## Job
Please repeat all of the listing exactly.

--- START OF Source records ---

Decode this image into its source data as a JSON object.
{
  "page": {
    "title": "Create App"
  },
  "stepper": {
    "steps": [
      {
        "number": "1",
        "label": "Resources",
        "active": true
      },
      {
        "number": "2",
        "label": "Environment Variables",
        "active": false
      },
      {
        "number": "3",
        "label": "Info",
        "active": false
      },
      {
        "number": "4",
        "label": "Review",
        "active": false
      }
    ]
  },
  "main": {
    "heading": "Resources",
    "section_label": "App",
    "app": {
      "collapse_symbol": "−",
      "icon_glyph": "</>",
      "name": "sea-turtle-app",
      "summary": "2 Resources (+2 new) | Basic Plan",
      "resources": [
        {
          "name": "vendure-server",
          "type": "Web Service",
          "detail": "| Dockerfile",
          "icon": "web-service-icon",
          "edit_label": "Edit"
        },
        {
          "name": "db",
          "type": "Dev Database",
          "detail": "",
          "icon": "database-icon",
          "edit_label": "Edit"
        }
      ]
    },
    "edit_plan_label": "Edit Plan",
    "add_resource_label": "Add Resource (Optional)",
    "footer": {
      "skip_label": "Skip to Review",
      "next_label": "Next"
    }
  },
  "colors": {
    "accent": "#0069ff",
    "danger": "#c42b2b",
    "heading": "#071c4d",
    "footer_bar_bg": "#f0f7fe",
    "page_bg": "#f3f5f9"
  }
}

--- END OF Source records ---

## Exercise result
Decode this image into its source data as a JSON object.
{
  "page": {
    "title": "Create App"
  },
  "stepper": {
    "steps": [
      {
        "number": "1",
        "label": "Resources",
        "active": true
      },
      {
        "number": "2",
        "label": "Environment Variables",
        "active": false
      },
      {
        "number": "3",
        "label": "Info",
        "active": false
      },
      {
        "number": "4",
        "label": "Review",
        "active": false
      }
    ]
  },
  "main": {
    "heading": "Resources",
    "section_label": "App",
    "app": {
      "collapse_symbol": "−",
      "icon_glyph": "</>",
      "name": "sea-turtle-app",
      "summary": "2 Resources (+2 new) | Basic Plan",
      "resources": [
        {
          "name": "vendure-server",
          "type": "Web Service",
          "detail": "| Dockerfile",
          "icon": "web-service-icon",
          "edit_label": "Edit"
        },
        {
          "name": "db",
          "type": "Dev Database",
          "detail": "",
          "icon": "database-icon",
          "edit_label": "Edit"
        }
      ]
    },
    "edit_plan_label": "Edit Plan",
    "add_resource_label": "Add Resource (Optional)",
    "footer": {
      "skip_label": "Skip to Review",
      "next_label": "Next"
    }
  },
  "colors": {
    "accent": "#0069ff",
    "danger": "#c42b2b",
    "heading": "#071c4d",
    "footer_bar_bg": "#f0f7fe",
    "page_bg": "#f3f5f9"
  }
}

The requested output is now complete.